> [Goal]:
Whenever a line contains the string "xlabel", copy it out of the entries.

[Figure data in JSON]
******

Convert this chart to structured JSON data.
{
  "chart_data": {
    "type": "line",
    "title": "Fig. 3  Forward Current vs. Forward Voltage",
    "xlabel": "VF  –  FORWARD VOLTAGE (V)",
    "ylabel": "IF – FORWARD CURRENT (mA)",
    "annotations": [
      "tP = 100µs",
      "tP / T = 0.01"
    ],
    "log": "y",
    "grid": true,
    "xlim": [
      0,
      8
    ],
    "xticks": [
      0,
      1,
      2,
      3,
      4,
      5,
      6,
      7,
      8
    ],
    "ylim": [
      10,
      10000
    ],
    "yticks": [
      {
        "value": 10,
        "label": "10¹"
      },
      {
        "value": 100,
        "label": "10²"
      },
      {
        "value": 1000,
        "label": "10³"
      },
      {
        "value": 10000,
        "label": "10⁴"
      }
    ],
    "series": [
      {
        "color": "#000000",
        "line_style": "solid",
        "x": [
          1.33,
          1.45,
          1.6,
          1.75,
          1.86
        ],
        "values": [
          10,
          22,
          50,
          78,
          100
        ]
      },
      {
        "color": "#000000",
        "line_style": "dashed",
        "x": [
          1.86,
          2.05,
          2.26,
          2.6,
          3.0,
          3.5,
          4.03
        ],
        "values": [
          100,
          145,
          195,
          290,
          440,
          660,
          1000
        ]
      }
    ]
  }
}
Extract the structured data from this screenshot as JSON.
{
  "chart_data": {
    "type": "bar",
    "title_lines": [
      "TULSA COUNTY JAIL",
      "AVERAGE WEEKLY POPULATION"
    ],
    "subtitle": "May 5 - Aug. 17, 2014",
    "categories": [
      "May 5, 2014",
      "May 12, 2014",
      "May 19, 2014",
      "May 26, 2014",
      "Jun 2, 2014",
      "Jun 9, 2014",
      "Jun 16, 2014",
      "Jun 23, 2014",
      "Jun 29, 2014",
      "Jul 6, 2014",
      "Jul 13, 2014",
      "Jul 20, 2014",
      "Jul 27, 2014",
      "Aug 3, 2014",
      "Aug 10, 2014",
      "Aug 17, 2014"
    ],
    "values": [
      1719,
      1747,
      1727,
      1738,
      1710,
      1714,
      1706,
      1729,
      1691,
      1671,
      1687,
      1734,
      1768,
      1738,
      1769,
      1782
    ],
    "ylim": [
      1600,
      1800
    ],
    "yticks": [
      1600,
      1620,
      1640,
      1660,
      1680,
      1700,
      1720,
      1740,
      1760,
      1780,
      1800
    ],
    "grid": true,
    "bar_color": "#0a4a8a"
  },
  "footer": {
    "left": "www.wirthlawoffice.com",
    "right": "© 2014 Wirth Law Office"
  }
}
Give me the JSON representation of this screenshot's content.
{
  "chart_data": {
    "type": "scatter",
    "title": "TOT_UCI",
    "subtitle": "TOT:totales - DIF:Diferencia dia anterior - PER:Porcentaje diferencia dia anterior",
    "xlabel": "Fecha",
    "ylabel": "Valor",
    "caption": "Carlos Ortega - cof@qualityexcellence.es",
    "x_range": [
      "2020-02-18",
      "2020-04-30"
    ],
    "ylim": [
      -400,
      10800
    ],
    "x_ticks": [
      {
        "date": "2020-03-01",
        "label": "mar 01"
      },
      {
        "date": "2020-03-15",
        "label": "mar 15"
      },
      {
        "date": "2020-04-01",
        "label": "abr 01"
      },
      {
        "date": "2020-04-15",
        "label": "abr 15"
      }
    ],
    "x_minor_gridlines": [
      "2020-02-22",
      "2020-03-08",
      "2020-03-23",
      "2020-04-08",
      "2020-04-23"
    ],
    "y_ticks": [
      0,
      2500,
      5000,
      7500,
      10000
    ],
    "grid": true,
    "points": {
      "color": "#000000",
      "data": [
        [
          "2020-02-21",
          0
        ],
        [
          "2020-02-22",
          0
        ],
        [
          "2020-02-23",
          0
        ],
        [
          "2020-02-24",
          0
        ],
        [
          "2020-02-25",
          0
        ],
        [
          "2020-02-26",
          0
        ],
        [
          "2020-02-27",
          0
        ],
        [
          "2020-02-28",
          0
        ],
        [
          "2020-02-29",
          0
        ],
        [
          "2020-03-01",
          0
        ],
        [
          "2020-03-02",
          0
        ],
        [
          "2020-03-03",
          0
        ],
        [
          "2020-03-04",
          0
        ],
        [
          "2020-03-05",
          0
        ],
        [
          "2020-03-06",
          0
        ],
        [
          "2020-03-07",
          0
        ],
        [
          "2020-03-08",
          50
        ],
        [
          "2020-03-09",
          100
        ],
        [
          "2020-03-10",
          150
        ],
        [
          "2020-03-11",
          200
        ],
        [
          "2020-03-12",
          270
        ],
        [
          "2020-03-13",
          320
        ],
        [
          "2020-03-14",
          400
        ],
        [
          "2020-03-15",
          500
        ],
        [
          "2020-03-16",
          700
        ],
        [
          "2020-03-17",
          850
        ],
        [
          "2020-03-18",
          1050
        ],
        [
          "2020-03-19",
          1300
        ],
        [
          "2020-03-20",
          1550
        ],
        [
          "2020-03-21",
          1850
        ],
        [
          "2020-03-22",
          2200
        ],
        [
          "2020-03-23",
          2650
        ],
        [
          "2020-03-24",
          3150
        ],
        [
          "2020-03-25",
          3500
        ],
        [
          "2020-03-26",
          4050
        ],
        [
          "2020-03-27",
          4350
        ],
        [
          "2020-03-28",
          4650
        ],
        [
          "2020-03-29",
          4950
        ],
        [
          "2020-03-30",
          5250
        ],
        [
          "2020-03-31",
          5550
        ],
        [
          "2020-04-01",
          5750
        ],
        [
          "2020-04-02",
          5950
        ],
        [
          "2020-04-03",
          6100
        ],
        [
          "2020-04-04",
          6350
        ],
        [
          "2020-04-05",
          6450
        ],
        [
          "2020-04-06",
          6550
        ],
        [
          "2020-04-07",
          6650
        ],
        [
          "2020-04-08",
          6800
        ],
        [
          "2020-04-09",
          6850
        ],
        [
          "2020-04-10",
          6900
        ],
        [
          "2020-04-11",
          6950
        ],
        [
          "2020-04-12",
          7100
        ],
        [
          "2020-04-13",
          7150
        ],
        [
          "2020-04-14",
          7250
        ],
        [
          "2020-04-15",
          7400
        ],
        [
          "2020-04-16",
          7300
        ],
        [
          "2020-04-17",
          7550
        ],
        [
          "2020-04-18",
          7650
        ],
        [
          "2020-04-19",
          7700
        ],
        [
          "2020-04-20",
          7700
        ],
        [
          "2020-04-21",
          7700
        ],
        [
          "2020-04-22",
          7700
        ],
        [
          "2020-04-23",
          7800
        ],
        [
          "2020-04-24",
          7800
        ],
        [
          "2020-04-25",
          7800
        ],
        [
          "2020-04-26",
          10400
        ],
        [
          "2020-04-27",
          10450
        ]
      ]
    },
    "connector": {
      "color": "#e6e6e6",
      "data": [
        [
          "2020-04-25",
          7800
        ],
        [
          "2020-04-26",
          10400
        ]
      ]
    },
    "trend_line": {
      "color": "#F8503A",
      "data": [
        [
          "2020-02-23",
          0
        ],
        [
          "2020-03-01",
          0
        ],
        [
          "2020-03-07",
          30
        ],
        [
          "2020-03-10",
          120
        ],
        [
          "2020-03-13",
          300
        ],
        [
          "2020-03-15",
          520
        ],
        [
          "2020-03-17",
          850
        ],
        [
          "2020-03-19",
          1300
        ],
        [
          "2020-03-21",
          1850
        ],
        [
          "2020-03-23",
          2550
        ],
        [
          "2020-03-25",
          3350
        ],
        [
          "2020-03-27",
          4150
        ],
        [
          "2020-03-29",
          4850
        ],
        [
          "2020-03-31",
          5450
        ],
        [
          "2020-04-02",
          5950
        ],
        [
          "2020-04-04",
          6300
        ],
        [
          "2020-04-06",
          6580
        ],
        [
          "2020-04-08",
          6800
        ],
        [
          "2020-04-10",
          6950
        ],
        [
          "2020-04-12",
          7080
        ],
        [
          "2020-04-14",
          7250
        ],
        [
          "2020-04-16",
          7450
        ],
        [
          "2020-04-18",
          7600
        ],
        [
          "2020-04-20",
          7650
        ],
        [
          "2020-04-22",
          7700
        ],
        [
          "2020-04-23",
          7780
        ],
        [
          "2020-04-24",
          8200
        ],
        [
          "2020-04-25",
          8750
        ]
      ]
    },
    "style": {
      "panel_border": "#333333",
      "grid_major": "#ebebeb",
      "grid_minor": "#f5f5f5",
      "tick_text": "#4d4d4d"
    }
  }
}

******

> [Reply]:
    "xlabel": "VF  –  FORWARD VOLTAGE (V)",
    "xlabel": "Fecha",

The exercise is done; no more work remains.